#### [Source text]
○ ○ ○

This gives us the benefits of data partitioning and tenant isolation out of the box. Here, you have separated data and compute for each tenant, by creating one cluster per tenant.

Each cluster can now be secured and sized based on the specific requirements of an individual tenant, ensuring tenants are operating in isolation. You can also apply separate AWS Identity and Access Management (IAM) roles per cluster and enforce Role Based Access Controls (RBAC).

Additionally, each tenant can now scale independently, based on the tier or service level agreements of that tenant. Each cluster can have different number of nodes and node types aligned with the tenant’s specific scaling needs.

As I described earlier in the post, the silo model can be easier to implement, especially when you have a more manageable number of tenants. However, in scenarios where you have a large number of tenants with a new tenant regularly onboarding, adding a new cluster for each tenant may not be feasible.

○ ○ ○

#### [Supplied information]
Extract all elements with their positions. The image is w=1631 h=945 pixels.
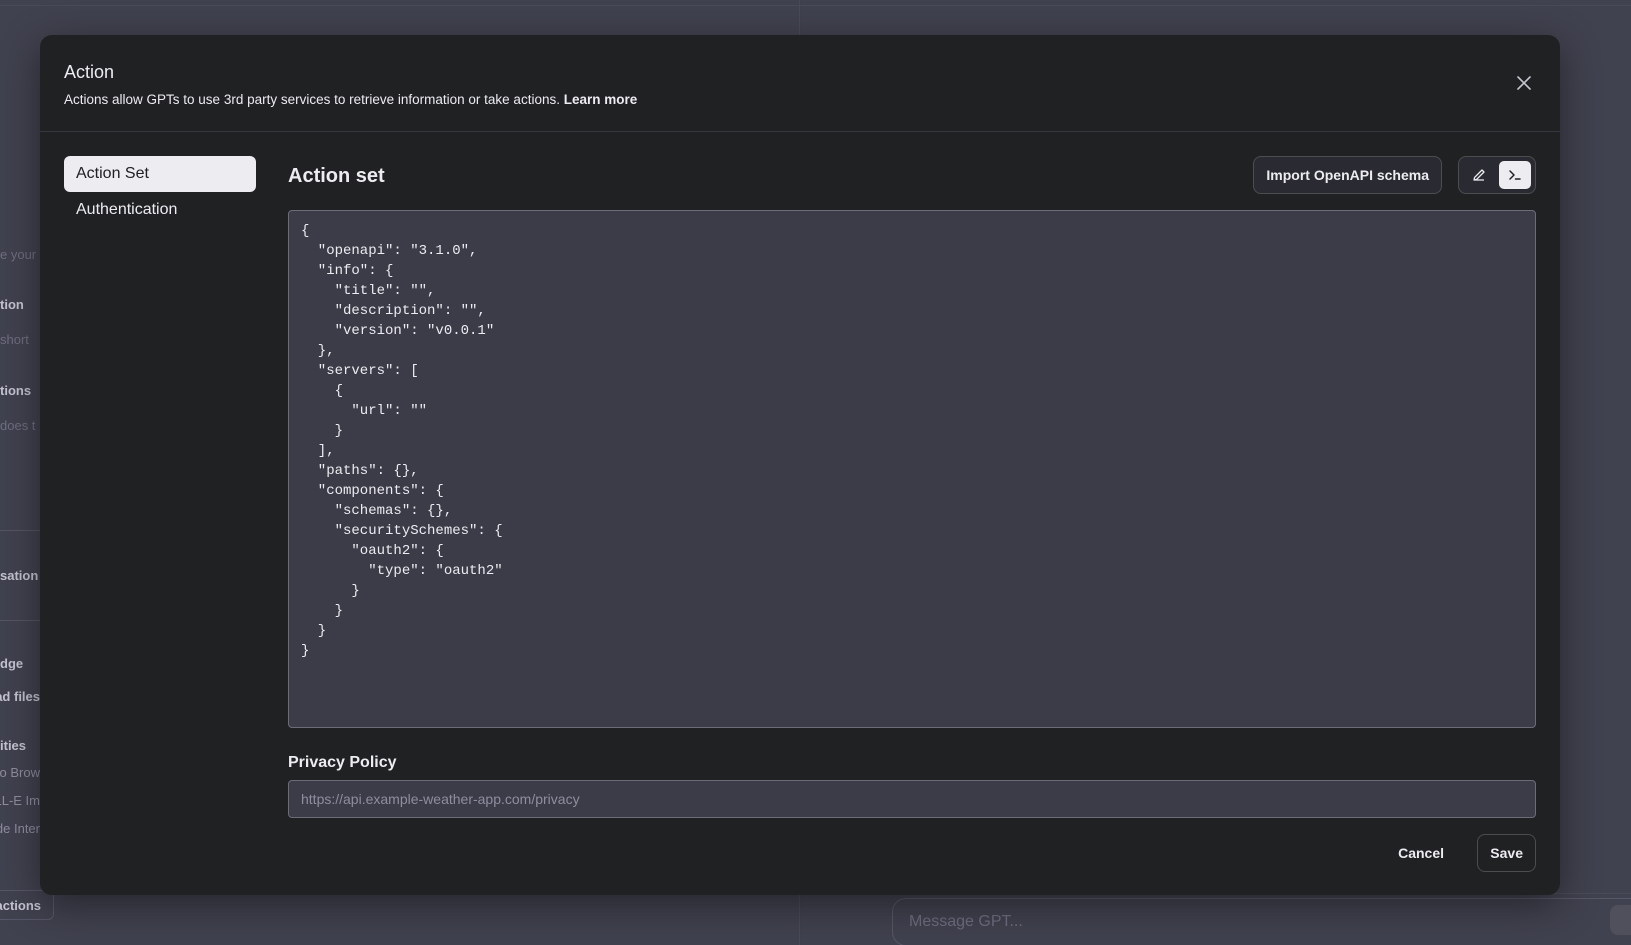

○ ○ ○

#### [Brief 1]
The passage on one cluster per tenant names several things that can be set or applied separately for each cluster. List every one of them.
#### [Brief 2]
In the passage on one cluster per tenant, what may not be feasible when there are many tenants and new ones regularly onboard?
Work only from the passage on one cluster per tenant.

#### [Solution 1]
- Security, based on the tenant's specific requirements
- Size, based on the tenant's specific requirements
- Separate AWS Identity and Access Management (IAM) roles
- Enforced Role Based Access Controls (RBAC)
- A different number of nodes
- Different node types

#### [Solution 2]
Adding a new cluster for each tenant.